Exercise goal
A verbatim copy of the records is required, with all pictures left out.

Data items
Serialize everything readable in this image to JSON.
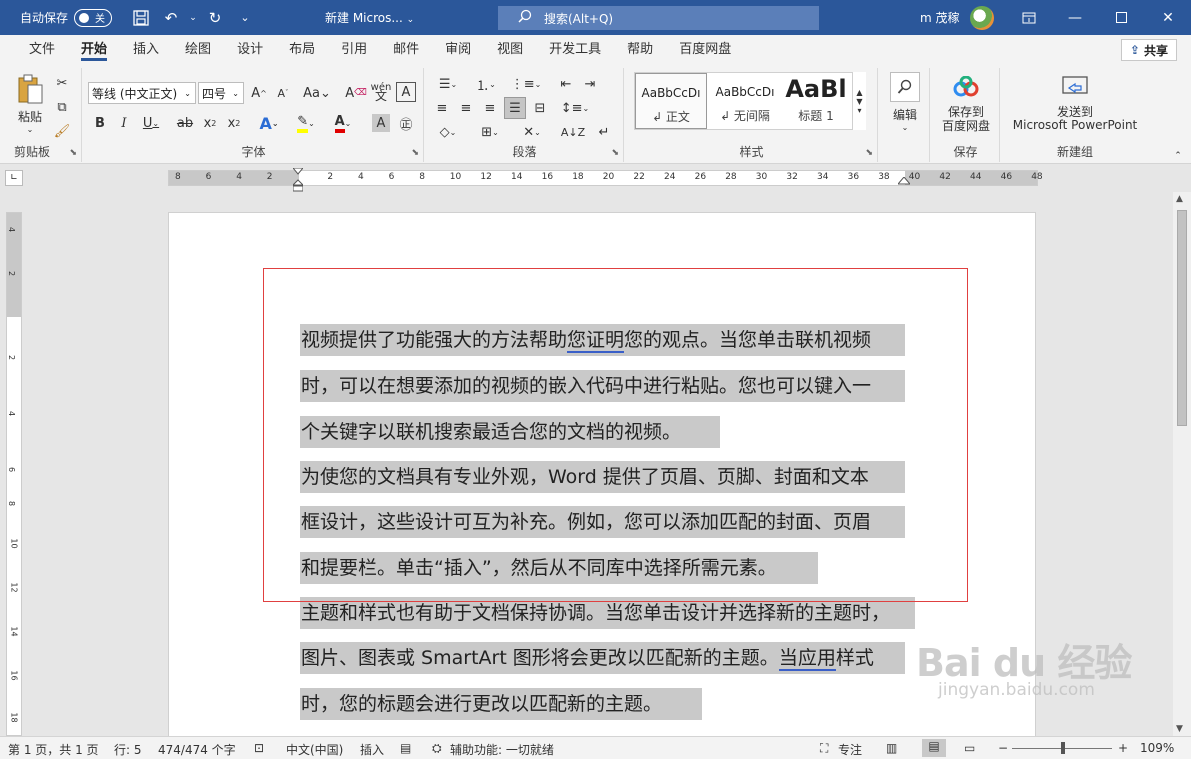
{
  "titlebar": {
    "autosave_label": "自动保存",
    "autosave_state": "关",
    "doc_title": "新建 Micros...",
    "doc_title_caret": "⌄",
    "search_placeholder": "搜索(Alt+Q)",
    "user_name": "m 茂稼",
    "accent_color": "#2b579a"
  },
  "tabs": [
    "文件",
    "开始",
    "插入",
    "绘图",
    "设计",
    "布局",
    "引用",
    "邮件",
    "审阅",
    "视图",
    "开发工具",
    "帮助",
    "百度网盘"
  ],
  "active_tab": "开始",
  "share_label": "共享",
  "ribbon": {
    "clipboard": {
      "paste": "粘贴",
      "label": "剪贴板"
    },
    "font": {
      "font_name": "等线 (中文正文)",
      "font_size": "四号",
      "label": "字体"
    },
    "paragraph": {
      "label": "段落"
    },
    "styles": {
      "label": "样式",
      "items": [
        {
          "sample": "AaBbCcDı",
          "name": "↲ 正文"
        },
        {
          "sample": "AaBbCcDı",
          "name": "↲ 无间隔"
        },
        {
          "sample": "AaBl",
          "name": "标题 1"
        }
      ]
    },
    "editing": {
      "label": "编辑"
    },
    "save": {
      "button": "保存到\n百度网盘",
      "button_line1": "保存到",
      "button_line2": "百度网盘",
      "label": "保存"
    },
    "newgroup": {
      "button_line1": "发送到",
      "button_line2": "Microsoft PowerPoint",
      "label": "新建组"
    }
  },
  "ruler_ticks": [
    "8",
    "6",
    "4",
    "2",
    "2",
    "4",
    "6",
    "8",
    "10",
    "12",
    "14",
    "16",
    "18",
    "20",
    "22",
    "24",
    "26",
    "28",
    "30",
    "32",
    "34",
    "36",
    "38",
    "40",
    "42",
    "44",
    "46",
    "48"
  ],
  "vruler_ticks": [
    "4",
    "2",
    "2",
    "4",
    "6",
    "8",
    "10",
    "12",
    "14",
    "16",
    "18"
  ],
  "document": {
    "lines": [
      {
        "pre": "视频提供了功能强大的方法帮助",
        "ul": "您证明",
        "post": "您的观点。当您单击联机视频"
      },
      {
        "pre": "时，可以在想要添加的视频的嵌入代码中进行粘贴。您也可以键入一",
        "ul": "",
        "post": ""
      },
      {
        "pre": "个关键字以联机搜索最适合您的文档的视频。",
        "ul": "",
        "post": ""
      },
      {
        "pre": "为使您的文档具有专业外观，Word 提供了页眉、页脚、封面和文本",
        "ul": "",
        "post": ""
      },
      {
        "pre": "框设计，这些设计可互为补充。例如，您可以添加匹配的封面、页眉",
        "ul": "",
        "post": ""
      },
      {
        "pre": "和提要栏。单击“插入”，然后从不同库中选择所需元素。",
        "ul": "",
        "post": ""
      },
      {
        "pre": "主题和样式也有助于文档保持协调。当您单击设计并选择新的主题时，",
        "ul": "",
        "post": ""
      },
      {
        "pre": "图片、图表或 SmartArt 图形将会更改以匹配新的主题。",
        "ul": "当应用",
        "post": "样式"
      },
      {
        "pre": "时，您的标题会进行更改以匹配新的主题。",
        "ul": "",
        "post": ""
      }
    ],
    "highlight_color": "#c9c9c9",
    "box_color": "#e04040"
  },
  "statusbar": {
    "page": "第 1 页，共 1 页",
    "line": "行: 5",
    "words": "474/474 个字",
    "language": "中文(中国)",
    "mode": "插入",
    "accessibility": "辅助功能: 一切就绪",
    "focus": "专注",
    "zoom": "109%"
  },
  "watermark": {
    "logo": "Bai du 经验",
    "url": "jingyan.baidu.com"
  }
}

Response to the task
Serialize everything readable in this image to JSON.
{
  "titlebar": {
    "autosave_label": "自动保存",
    "autosave_state": "关",
    "doc_title": "新建 Micros...",
    "doc_title_caret": "⌄",
    "search_placeholder": "搜索(Alt+Q)",
    "user_name": "m 茂稼",
    "accent_color": "#2b579a"
  },
  "tabs": [
    "文件",
    "开始",
    "插入",
    "绘图",
    "设计",
    "布局",
    "引用",
    "邮件",
    "审阅",
    "视图",
    "开发工具",
    "帮助",
    "百度网盘"
  ],
  "active_tab": "开始",
  "share_label": "共享",
  "ribbon": {
    "clipboard": {
      "paste": "粘贴",
      "label": "剪贴板"
    },
    "font": {
      "font_name": "等线 (中文正文)",
      "font_size": "四号",
      "label": "字体"
    },
    "paragraph": {
      "label": "段落"
    },
    "styles": {
      "label": "样式",
      "items": [
        {
          "sample": "AaBbCcDı",
          "name": "↲ 正文"
        },
        {
          "sample": "AaBbCcDı",
          "name": "↲ 无间隔"
        },
        {
          "sample": "AaBl",
          "name": "标题 1"
        }
      ]
    },
    "editing": {
      "label": "编辑"
    },
    "save": {
      "button": "保存到\n百度网盘",
      "button_line1": "保存到",
      "button_line2": "百度网盘",
      "label": "保存"
    },
    "newgroup": {
      "button_line1": "发送到",
      "button_line2": "Microsoft PowerPoint",
      "label": "新建组"
    }
  },
  "ruler_ticks": [
    "8",
    "6",
    "4",
    "2",
    "2",
    "4",
    "6",
    "8",
    "10",
    "12",
    "14",
    "16",
    "18",
    "20",
    "22",
    "24",
    "26",
    "28",
    "30",
    "32",
    "34",
    "36",
    "38",
    "40",
    "42",
    "44",
    "46",
    "48"
  ],
  "vruler_ticks": [
    "4",
    "2",
    "2",
    "4",
    "6",
    "8",
    "10",
    "12",
    "14",
    "16",
    "18"
  ],
  "document": {
    "lines": [
      {
        "pre": "视频提供了功能强大的方法帮助",
        "ul": "您证明",
        "post": "您的观点。当您单击联机视频"
      },
      {
        "pre": "时，可以在想要添加的视频的嵌入代码中进行粘贴。您也可以键入一",
        "ul": "",
        "post": ""
      },
      {
        "pre": "个关键字以联机搜索最适合您的文档的视频。",
        "ul": "",
        "post": ""
      },
      {
        "pre": "为使您的文档具有专业外观，Word 提供了页眉、页脚、封面和文本",
        "ul": "",
        "post": ""
      },
      {
        "pre": "框设计，这些设计可互为补充。例如，您可以添加匹配的封面、页眉",
        "ul": "",
        "post": ""
      },
      {
        "pre": "和提要栏。单击“插入”，然后从不同库中选择所需元素。",
        "ul": "",
        "post": ""
      },
      {
        "pre": "主题和样式也有助于文档保持协调。当您单击设计并选择新的主题时，",
        "ul": "",
        "post": ""
      },
      {
        "pre": "图片、图表或 SmartArt 图形将会更改以匹配新的主题。",
        "ul": "当应用",
        "post": "样式"
      },
      {
        "pre": "时，您的标题会进行更改以匹配新的主题。",
        "ul": "",
        "post": ""
      }
    ],
    "highlight_color": "#c9c9c9",
    "box_color": "#e04040"
  },
  "statusbar": {
    "page": "第 1 页，共 1 页",
    "line": "行: 5",
    "words": "474/474 个字",
    "language": "中文(中国)",
    "mode": "插入",
    "accessibility": "辅助功能: 一切就绪",
    "focus": "专注",
    "zoom": "109%"
  },
  "watermark": {
    "logo": "Bai du 经验",
    "url": "jingyan.baidu.com"
  }
}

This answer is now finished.